» Exercise:
Give back the whole listing exactly as shown.

» Supplied records:
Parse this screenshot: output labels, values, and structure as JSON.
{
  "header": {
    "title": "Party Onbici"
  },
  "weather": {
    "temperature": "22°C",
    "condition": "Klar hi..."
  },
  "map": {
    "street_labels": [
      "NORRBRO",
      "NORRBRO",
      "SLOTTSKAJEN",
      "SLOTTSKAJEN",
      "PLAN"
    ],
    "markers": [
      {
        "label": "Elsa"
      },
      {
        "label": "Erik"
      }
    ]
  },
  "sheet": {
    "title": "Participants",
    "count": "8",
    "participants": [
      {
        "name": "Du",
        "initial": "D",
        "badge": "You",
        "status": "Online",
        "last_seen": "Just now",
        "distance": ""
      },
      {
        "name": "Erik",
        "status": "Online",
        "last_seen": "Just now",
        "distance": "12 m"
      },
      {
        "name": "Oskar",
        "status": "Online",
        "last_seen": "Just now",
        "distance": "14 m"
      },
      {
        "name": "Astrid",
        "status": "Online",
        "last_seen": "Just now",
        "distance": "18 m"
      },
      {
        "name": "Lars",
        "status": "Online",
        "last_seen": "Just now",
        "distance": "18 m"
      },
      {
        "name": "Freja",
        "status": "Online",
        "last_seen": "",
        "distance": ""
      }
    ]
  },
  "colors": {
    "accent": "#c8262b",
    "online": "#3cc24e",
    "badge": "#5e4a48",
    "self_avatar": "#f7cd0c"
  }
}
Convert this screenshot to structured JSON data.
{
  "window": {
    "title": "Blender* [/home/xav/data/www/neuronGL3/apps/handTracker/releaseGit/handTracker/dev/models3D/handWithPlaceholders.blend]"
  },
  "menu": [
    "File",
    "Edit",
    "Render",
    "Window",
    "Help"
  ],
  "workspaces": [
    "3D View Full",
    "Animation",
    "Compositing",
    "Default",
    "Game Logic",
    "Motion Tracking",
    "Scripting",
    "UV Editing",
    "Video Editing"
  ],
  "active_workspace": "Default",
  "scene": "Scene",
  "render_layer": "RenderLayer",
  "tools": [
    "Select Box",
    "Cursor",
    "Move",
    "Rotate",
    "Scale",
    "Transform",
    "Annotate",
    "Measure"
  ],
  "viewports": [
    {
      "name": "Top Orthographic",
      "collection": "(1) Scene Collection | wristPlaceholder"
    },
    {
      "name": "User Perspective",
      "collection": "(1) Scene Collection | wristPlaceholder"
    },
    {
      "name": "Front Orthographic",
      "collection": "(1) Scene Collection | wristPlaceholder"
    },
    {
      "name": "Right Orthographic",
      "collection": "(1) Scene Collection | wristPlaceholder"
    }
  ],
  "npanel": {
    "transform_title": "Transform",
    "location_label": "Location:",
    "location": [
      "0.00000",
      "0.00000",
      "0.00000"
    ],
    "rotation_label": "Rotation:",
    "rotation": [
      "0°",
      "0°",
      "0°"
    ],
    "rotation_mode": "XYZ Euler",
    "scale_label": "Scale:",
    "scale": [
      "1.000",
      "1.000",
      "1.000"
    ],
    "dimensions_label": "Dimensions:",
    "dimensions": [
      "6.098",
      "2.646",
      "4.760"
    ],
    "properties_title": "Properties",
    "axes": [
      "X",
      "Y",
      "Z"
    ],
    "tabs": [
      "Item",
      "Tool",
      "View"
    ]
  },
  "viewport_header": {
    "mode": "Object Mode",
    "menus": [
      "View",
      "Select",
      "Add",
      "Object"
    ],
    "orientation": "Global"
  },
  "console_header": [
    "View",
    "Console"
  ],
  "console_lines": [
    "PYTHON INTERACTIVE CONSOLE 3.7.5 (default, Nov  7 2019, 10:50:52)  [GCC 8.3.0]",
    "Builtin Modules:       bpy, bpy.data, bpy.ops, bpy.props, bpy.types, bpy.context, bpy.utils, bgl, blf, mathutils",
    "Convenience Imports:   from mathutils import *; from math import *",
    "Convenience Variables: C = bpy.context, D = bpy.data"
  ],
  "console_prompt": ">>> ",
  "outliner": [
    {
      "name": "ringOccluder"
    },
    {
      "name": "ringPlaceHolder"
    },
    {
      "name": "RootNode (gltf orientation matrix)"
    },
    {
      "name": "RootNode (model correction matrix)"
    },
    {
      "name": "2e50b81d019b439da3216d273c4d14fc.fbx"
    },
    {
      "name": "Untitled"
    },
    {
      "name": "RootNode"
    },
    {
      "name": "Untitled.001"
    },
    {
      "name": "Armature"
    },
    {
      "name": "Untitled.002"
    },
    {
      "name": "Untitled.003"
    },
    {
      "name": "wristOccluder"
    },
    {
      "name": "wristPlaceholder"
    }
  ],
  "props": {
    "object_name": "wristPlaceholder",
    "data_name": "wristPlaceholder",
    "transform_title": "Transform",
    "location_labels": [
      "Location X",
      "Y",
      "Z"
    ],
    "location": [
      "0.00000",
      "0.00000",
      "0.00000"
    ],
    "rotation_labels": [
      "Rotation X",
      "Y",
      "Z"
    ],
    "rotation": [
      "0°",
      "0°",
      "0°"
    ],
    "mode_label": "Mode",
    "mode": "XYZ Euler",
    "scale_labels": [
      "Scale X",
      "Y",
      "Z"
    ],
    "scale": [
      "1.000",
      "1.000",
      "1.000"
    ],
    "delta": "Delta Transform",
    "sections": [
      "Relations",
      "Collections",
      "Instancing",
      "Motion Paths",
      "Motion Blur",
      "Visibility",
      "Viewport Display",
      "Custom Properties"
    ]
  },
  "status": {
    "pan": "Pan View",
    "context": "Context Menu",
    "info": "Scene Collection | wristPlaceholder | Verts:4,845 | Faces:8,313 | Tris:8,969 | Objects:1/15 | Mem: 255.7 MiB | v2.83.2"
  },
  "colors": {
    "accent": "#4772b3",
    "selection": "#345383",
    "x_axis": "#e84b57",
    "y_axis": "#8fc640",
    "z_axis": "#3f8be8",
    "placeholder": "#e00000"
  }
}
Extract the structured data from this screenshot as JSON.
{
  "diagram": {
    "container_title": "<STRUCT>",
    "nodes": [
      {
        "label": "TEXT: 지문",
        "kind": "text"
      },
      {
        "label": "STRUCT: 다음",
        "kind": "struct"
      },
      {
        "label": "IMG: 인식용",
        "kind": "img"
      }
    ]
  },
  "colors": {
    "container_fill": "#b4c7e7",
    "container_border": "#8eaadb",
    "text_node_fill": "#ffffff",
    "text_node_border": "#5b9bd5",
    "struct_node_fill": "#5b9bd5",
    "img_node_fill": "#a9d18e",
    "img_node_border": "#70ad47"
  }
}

» Written solution:
Parse this screenshot: output labels, values, and structure as JSON.
{
  "header": {
    "title": "Party Onbici"
  },
  "weather": {
    "temperature": "22°C",
    "condition": "Klar hi..."
  },
  "map": {
    "street_labels": [
      "NORRBRO",
      "NORRBRO",
      "SLOTTSKAJEN",
      "SLOTTSKAJEN",
      "PLAN"
    ],
    "markers": [
      {
        "label": "Elsa"
      },
      {
        "label": "Erik"
      }
    ]
  },
  "sheet": {
    "title": "Participants",
    "count": "8",
    "participants": [
      {
        "name": "Du",
        "initial": "D",
        "badge": "You",
        "status": "Online",
        "last_seen": "Just now",
        "distance": ""
      },
      {
        "name": "Erik",
        "status": "Online",
        "last_seen": "Just now",
        "distance": "12 m"
      },
      {
        "name": "Oskar",
        "status": "Online",
        "last_seen": "Just now",
        "distance": "14 m"
      },
      {
        "name": "Astrid",
        "status": "Online",
        "last_seen": "Just now",
        "distance": "18 m"
      },
      {
        "name": "Lars",
        "status": "Online",
        "last_seen": "Just now",
        "distance": "18 m"
      },
      {
        "name": "Freja",
        "status": "Online",
        "last_seen": "",
        "distance": ""
      }
    ]
  },
  "colors": {
    "accent": "#c8262b",
    "online": "#3cc24e",
    "badge": "#5e4a48",
    "self_avatar": "#f7cd0c"
  }
}
Convert this screenshot to structured JSON data.
{
  "window": {
    "title": "Blender* [/home/xav/data/www/neuronGL3/apps/handTracker/releaseGit/handTracker/dev/models3D/handWithPlaceholders.blend]"
  },
  "menu": [
    "File",
    "Edit",
    "Render",
    "Window",
    "Help"
  ],
  "workspaces": [
    "3D View Full",
    "Animation",
    "Compositing",
    "Default",
    "Game Logic",
    "Motion Tracking",
    "Scripting",
    "UV Editing",
    "Video Editing"
  ],
  "active_workspace": "Default",
  "scene": "Scene",
  "render_layer": "RenderLayer",
  "tools": [
    "Select Box",
    "Cursor",
    "Move",
    "Rotate",
    "Scale",
    "Transform",
    "Annotate",
    "Measure"
  ],
  "viewports": [
    {
      "name": "Top Orthographic",
      "collection": "(1) Scene Collection | wristPlaceholder"
    },
    {
      "name": "User Perspective",
      "collection": "(1) Scene Collection | wristPlaceholder"
    },
    {
      "name": "Front Orthographic",
      "collection": "(1) Scene Collection | wristPlaceholder"
    },
    {
      "name": "Right Orthographic",
      "collection": "(1) Scene Collection | wristPlaceholder"
    }
  ],
  "npanel": {
    "transform_title": "Transform",
    "location_label": "Location:",
    "location": [
      "0.00000",
      "0.00000",
      "0.00000"
    ],
    "rotation_label": "Rotation:",
    "rotation": [
      "0°",
      "0°",
      "0°"
    ],
    "rotation_mode": "XYZ Euler",
    "scale_label": "Scale:",
    "scale": [
      "1.000",
      "1.000",
      "1.000"
    ],
    "dimensions_label": "Dimensions:",
    "dimensions": [
      "6.098",
      "2.646",
      "4.760"
    ],
    "properties_title": "Properties",
    "axes": [
      "X",
      "Y",
      "Z"
    ],
    "tabs": [
      "Item",
      "Tool",
      "View"
    ]
  },
  "viewport_header": {
    "mode": "Object Mode",
    "menus": [
      "View",
      "Select",
      "Add",
      "Object"
    ],
    "orientation": "Global"
  },
  "console_header": [
    "View",
    "Console"
  ],
  "console_lines": [
    "PYTHON INTERACTIVE CONSOLE 3.7.5 (default, Nov  7 2019, 10:50:52)  [GCC 8.3.0]",
    "Builtin Modules:       bpy, bpy.data, bpy.ops, bpy.props, bpy.types, bpy.context, bpy.utils, bgl, blf, mathutils",
    "Convenience Imports:   from mathutils import *; from math import *",
    "Convenience Variables: C = bpy.context, D = bpy.data"
  ],
  "console_prompt": ">>> ",
  "outliner": [
    {
      "name": "ringOccluder"
    },
    {
      "name": "ringPlaceHolder"
    },
    {
      "name": "RootNode (gltf orientation matrix)"
    },
    {
      "name": "RootNode (model correction matrix)"
    },
    {
      "name": "2e50b81d019b439da3216d273c4d14fc.fbx"
    },
    {
      "name": "Untitled"
    },
    {
      "name": "RootNode"
    },
    {
      "name": "Untitled.001"
    },
    {
      "name": "Armature"
    },
    {
      "name": "Untitled.002"
    },
    {
      "name": "Untitled.003"
    },
    {
      "name": "wristOccluder"
    },
    {
      "name": "wristPlaceholder"
    }
  ],
  "props": {
    "object_name": "wristPlaceholder",
    "data_name": "wristPlaceholder",
    "transform_title": "Transform",
    "location_labels": [
      "Location X",
      "Y",
      "Z"
    ],
    "location": [
      "0.00000",
      "0.00000",
      "0.00000"
    ],
    "rotation_labels": [
      "Rotation X",
      "Y",
      "Z"
    ],
    "rotation": [
      "0°",
      "0°",
      "0°"
    ],
    "mode_label": "Mode",
    "mode": "XYZ Euler",
    "scale_labels": [
      "Scale X",
      "Y",
      "Z"
    ],
    "scale": [
      "1.000",
      "1.000",
      "1.000"
    ],
    "delta": "Delta Transform",
    "sections": [
      "Relations",
      "Collections",
      "Instancing",
      "Motion Paths",
      "Motion Blur",
      "Visibility",
      "Viewport Display",
      "Custom Properties"
    ]
  },
  "status": {
    "pan": "Pan View",
    "context": "Context Menu",
    "info": "Scene Collection | wristPlaceholder | Verts:4,845 | Faces:8,313 | Tris:8,969 | Objects:1/15 | Mem: 255.7 MiB | v2.83.2"
  },
  "colors": {
    "accent": "#4772b3",
    "selection": "#345383",
    "x_axis": "#e84b57",
    "y_axis": "#8fc640",
    "z_axis": "#3f8be8",
    "placeholder": "#e00000"
  }
}
Extract the structured data from this screenshot as JSON.
{
  "diagram": {
    "container_title": "<STRUCT>",
    "nodes": [
      {
        "label": "TEXT: 지문",
        "kind": "text"
      },
      {
        "label": "STRUCT: 다음",
        "kind": "struct"
      },
      {
        "label": "IMG: 인식용",
        "kind": "img"
      }
    ]
  },
  "colors": {
    "container_fill": "#b4c7e7",
    "container_border": "#8eaadb",
    "text_node_fill": "#ffffff",
    "text_node_border": "#5b9bd5",
    "struct_node_fill": "#5b9bd5",
    "img_node_fill": "#a9d18e",
    "img_node_border": "#70ad47"
  }
}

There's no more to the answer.